**Entries provided**

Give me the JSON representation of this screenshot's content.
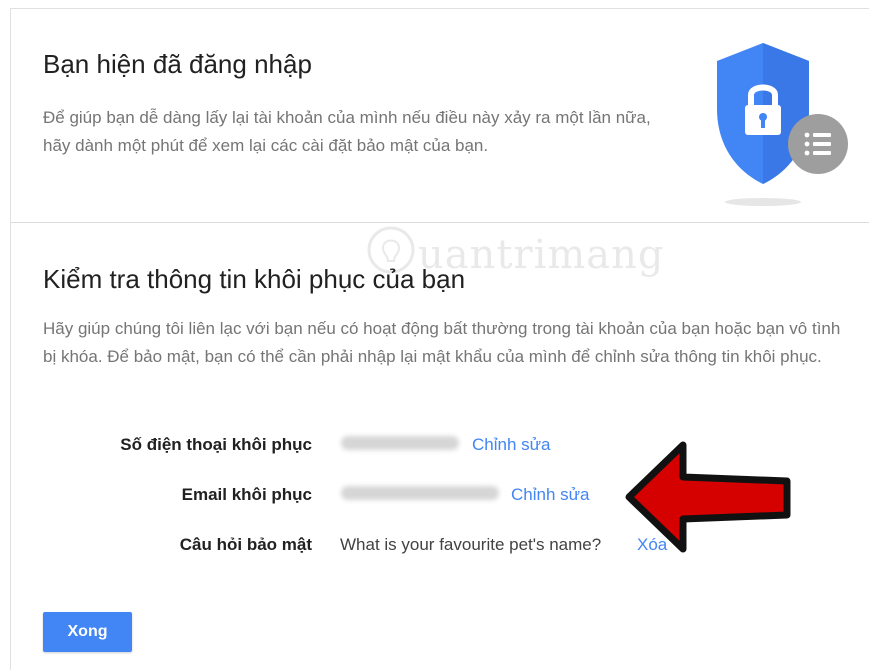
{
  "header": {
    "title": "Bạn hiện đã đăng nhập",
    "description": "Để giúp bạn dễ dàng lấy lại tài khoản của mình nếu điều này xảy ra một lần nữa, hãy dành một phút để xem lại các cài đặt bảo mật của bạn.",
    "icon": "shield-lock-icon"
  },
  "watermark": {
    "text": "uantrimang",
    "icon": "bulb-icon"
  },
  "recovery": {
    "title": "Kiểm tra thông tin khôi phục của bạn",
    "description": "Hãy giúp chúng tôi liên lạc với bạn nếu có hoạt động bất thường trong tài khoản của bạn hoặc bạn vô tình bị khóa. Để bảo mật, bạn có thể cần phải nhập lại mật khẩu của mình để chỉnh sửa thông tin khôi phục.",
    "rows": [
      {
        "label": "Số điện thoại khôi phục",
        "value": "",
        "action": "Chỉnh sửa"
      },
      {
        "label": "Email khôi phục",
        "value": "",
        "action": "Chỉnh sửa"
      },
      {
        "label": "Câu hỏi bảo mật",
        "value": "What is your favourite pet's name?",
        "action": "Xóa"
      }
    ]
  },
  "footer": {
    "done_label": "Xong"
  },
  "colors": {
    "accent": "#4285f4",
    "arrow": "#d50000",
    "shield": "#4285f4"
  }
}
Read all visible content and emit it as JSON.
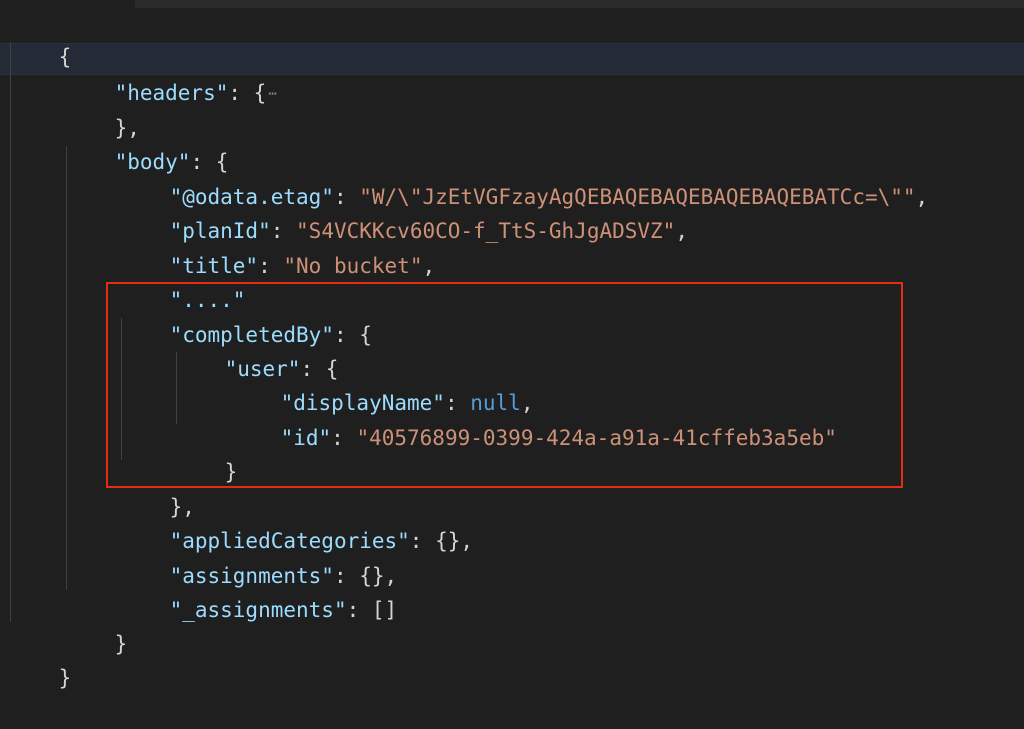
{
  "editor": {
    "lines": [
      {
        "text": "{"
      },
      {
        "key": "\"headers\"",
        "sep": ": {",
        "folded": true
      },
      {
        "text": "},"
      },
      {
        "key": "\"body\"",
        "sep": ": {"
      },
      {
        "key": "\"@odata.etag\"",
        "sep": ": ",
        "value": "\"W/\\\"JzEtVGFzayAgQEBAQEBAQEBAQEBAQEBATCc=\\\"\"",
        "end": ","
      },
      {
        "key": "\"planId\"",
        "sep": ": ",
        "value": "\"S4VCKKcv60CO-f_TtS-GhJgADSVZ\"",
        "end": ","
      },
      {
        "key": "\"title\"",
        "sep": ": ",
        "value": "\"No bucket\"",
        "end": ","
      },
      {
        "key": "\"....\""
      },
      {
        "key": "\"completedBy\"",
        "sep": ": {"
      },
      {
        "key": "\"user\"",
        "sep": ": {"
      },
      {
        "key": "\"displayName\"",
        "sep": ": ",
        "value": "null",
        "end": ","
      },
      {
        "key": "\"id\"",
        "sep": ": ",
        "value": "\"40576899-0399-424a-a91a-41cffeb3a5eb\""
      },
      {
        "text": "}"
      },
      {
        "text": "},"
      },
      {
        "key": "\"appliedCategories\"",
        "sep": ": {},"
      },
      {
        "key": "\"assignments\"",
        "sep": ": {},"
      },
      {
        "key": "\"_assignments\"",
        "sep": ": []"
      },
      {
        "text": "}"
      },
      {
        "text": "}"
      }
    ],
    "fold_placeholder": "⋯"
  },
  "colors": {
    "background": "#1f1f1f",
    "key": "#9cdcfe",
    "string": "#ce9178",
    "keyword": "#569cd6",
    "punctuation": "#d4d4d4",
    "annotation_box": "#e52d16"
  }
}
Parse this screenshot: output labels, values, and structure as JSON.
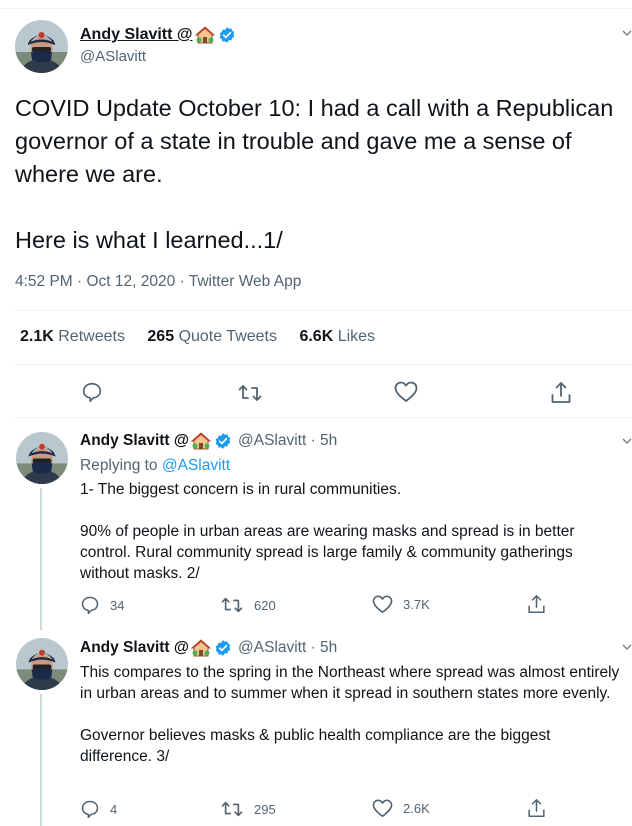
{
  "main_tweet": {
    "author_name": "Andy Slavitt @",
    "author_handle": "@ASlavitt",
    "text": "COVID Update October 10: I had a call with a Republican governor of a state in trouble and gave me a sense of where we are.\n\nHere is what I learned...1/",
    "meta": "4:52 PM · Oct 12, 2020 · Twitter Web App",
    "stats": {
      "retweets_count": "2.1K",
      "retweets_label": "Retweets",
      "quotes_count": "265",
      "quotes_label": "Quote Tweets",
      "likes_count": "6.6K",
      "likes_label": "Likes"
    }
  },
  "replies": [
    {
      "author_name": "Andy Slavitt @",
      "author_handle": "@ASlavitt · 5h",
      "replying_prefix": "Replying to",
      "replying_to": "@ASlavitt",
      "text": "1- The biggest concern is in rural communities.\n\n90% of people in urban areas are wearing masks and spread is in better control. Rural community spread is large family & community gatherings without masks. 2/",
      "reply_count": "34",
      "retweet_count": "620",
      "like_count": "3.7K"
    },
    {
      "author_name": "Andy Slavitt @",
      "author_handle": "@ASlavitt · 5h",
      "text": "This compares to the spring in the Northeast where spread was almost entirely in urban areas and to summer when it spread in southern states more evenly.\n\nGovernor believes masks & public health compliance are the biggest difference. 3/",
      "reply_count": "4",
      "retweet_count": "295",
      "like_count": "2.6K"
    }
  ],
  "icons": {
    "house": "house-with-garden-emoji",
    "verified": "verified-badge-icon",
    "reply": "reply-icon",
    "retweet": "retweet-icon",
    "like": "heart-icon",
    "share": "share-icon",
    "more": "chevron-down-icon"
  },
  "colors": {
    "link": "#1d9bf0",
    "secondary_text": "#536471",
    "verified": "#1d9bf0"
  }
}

**Your goal**
Starting from the line where "Parse this screenshot: output" appears, copy every line through the end of the material, both ends included, but no pictures.

**The response**
Parse this screenshot: output labels, values, and structure as JSON.
{
  "main_tweet": {
    "author_name": "Andy Slavitt @",
    "author_handle": "@ASlavitt",
    "text": "COVID Update October 10: I had a call with a Republican governor of a state in trouble and gave me a sense of where we are.\n\nHere is what I learned...1/",
    "meta": "4:52 PM · Oct 12, 2020 · Twitter Web App",
    "stats": {
      "retweets_count": "2.1K",
      "retweets_label": "Retweets",
      "quotes_count": "265",
      "quotes_label": "Quote Tweets",
      "likes_count": "6.6K",
      "likes_label": "Likes"
    }
  },
  "replies": [
    {
      "author_name": "Andy Slavitt @",
      "author_handle": "@ASlavitt · 5h",
      "replying_prefix": "Replying to",
      "replying_to": "@ASlavitt",
      "text": "1- The biggest concern is in rural communities.\n\n90% of people in urban areas are wearing masks and spread is in better control. Rural community spread is large family & community gatherings without masks. 2/",
      "reply_count": "34",
      "retweet_count": "620",
      "like_count": "3.7K"
    },
    {
      "author_name": "Andy Slavitt @",
      "author_handle": "@ASlavitt · 5h",
      "text": "This compares to the spring in the Northeast where spread was almost entirely in urban areas and to summer when it spread in southern states more evenly.\n\nGovernor believes masks & public health compliance are the biggest difference. 3/",
      "reply_count": "4",
      "retweet_count": "295",
      "like_count": "2.6K"
    }
  ],
  "icons": {
    "house": "house-with-garden-emoji",
    "verified": "verified-badge-icon",
    "reply": "reply-icon",
    "retweet": "retweet-icon",
    "like": "heart-icon",
    "share": "share-icon",
    "more": "chevron-down-icon"
  },
  "colors": {
    "link": "#1d9bf0",
    "secondary_text": "#536471",
    "verified": "#1d9bf0"
  }
}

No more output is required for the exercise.